> Objective
Report how many lines hold the string "isimli". Give the number and nothing else.

> The data
== == ==
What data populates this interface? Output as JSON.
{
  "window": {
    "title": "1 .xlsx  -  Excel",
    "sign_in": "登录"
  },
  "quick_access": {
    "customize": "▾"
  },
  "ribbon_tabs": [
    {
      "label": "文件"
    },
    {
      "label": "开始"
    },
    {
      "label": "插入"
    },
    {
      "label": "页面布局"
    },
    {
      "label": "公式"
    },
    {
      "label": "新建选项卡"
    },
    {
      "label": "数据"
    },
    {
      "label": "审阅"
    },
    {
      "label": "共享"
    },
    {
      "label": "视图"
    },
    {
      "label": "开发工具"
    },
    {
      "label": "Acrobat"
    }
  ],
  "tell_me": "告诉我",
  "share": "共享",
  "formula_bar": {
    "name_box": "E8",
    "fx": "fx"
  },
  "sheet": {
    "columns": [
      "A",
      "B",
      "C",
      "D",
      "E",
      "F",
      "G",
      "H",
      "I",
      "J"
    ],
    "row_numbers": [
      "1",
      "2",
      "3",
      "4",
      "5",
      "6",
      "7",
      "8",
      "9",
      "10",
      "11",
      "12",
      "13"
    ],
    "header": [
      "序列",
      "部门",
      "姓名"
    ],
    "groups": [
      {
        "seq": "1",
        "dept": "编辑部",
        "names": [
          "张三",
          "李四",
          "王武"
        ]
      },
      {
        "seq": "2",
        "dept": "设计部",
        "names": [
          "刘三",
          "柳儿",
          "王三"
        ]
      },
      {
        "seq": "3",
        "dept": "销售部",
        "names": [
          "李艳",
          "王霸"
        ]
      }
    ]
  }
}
== == ==
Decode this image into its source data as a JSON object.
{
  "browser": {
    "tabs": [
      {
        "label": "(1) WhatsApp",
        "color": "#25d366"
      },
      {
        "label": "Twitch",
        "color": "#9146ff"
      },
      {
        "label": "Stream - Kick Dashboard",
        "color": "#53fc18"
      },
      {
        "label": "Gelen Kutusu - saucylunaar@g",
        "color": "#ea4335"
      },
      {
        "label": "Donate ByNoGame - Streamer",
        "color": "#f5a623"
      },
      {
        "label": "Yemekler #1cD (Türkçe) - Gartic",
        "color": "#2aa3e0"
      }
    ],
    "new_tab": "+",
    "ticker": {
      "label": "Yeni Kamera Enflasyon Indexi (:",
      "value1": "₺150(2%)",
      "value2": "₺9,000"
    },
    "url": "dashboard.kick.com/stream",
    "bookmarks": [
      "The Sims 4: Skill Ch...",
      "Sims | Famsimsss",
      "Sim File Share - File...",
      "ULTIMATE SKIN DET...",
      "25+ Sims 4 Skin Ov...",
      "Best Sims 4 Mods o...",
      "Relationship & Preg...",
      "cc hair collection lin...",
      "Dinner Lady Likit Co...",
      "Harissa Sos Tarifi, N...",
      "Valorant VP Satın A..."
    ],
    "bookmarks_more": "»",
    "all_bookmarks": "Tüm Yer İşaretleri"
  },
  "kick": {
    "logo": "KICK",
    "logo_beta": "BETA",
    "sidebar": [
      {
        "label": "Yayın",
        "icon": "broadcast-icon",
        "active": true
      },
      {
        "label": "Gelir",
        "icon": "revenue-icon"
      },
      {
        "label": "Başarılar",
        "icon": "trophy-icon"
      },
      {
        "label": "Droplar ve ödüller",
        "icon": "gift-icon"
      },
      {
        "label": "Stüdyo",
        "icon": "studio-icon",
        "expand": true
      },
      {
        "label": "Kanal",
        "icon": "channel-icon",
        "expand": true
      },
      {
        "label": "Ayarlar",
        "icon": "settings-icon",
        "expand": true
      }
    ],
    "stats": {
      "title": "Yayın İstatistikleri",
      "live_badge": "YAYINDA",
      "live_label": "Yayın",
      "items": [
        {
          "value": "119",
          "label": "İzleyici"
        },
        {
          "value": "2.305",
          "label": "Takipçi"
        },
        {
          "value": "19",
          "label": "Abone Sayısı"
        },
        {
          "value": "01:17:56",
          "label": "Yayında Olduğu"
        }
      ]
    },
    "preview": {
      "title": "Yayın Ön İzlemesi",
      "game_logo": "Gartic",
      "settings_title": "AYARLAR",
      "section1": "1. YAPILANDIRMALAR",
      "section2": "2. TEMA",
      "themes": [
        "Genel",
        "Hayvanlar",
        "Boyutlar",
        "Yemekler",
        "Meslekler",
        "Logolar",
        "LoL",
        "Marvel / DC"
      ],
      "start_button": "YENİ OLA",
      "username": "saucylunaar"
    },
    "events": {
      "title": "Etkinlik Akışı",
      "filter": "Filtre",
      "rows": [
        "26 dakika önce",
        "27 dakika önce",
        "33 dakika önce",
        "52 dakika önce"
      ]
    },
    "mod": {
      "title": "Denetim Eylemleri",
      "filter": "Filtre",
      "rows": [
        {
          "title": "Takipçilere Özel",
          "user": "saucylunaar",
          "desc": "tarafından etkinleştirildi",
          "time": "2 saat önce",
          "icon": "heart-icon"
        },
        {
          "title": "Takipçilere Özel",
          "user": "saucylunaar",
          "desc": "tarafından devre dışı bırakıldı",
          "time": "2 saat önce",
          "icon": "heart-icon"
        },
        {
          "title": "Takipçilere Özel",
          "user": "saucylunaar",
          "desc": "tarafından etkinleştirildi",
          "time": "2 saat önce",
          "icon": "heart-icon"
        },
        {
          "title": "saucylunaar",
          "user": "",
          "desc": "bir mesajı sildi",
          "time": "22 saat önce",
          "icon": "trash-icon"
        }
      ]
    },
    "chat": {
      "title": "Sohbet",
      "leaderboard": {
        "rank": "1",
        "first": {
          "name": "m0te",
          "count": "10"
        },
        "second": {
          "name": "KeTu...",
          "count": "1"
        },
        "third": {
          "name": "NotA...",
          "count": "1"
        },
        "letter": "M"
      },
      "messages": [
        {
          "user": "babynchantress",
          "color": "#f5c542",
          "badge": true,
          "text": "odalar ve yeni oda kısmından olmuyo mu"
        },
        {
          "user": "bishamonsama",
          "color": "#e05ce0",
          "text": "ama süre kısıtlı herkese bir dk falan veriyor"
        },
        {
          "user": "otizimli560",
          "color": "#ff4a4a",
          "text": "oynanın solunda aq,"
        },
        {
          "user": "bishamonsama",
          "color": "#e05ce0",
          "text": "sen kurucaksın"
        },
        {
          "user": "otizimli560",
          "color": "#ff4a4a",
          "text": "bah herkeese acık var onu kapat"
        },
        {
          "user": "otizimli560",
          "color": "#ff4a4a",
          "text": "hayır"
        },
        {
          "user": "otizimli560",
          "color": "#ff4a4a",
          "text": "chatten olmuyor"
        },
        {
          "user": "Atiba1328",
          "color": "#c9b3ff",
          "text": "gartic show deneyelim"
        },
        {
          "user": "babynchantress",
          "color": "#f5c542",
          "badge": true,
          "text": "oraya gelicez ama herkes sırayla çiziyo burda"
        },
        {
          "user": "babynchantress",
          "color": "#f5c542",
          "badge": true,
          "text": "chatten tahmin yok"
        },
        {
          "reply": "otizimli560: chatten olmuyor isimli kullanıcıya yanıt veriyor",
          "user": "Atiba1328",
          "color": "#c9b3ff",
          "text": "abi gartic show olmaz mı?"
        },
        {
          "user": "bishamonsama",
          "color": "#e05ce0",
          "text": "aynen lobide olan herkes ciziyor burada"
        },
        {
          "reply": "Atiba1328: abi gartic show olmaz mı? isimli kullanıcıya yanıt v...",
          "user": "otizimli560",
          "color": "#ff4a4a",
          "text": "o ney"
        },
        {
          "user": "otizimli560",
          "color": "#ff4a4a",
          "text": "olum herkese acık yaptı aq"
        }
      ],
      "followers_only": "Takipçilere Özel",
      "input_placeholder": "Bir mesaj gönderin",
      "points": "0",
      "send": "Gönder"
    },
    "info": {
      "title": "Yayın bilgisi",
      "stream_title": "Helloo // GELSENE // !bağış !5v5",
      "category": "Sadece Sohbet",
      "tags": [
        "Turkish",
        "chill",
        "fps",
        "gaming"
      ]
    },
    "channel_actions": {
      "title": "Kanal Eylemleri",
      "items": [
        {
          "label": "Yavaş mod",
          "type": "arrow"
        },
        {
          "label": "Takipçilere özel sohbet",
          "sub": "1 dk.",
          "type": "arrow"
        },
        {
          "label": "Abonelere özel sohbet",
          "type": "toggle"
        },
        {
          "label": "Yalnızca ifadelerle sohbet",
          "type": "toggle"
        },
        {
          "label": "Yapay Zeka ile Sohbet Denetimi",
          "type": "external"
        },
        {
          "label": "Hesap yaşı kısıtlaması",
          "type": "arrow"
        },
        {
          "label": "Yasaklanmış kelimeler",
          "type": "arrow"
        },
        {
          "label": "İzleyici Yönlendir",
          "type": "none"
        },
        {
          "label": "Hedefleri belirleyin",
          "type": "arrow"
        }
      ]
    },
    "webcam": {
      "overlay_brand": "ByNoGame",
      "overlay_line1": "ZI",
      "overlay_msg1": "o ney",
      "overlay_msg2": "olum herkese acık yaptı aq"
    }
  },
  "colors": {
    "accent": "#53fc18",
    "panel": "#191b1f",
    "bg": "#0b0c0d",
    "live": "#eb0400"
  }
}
== == ==
> Written solution
2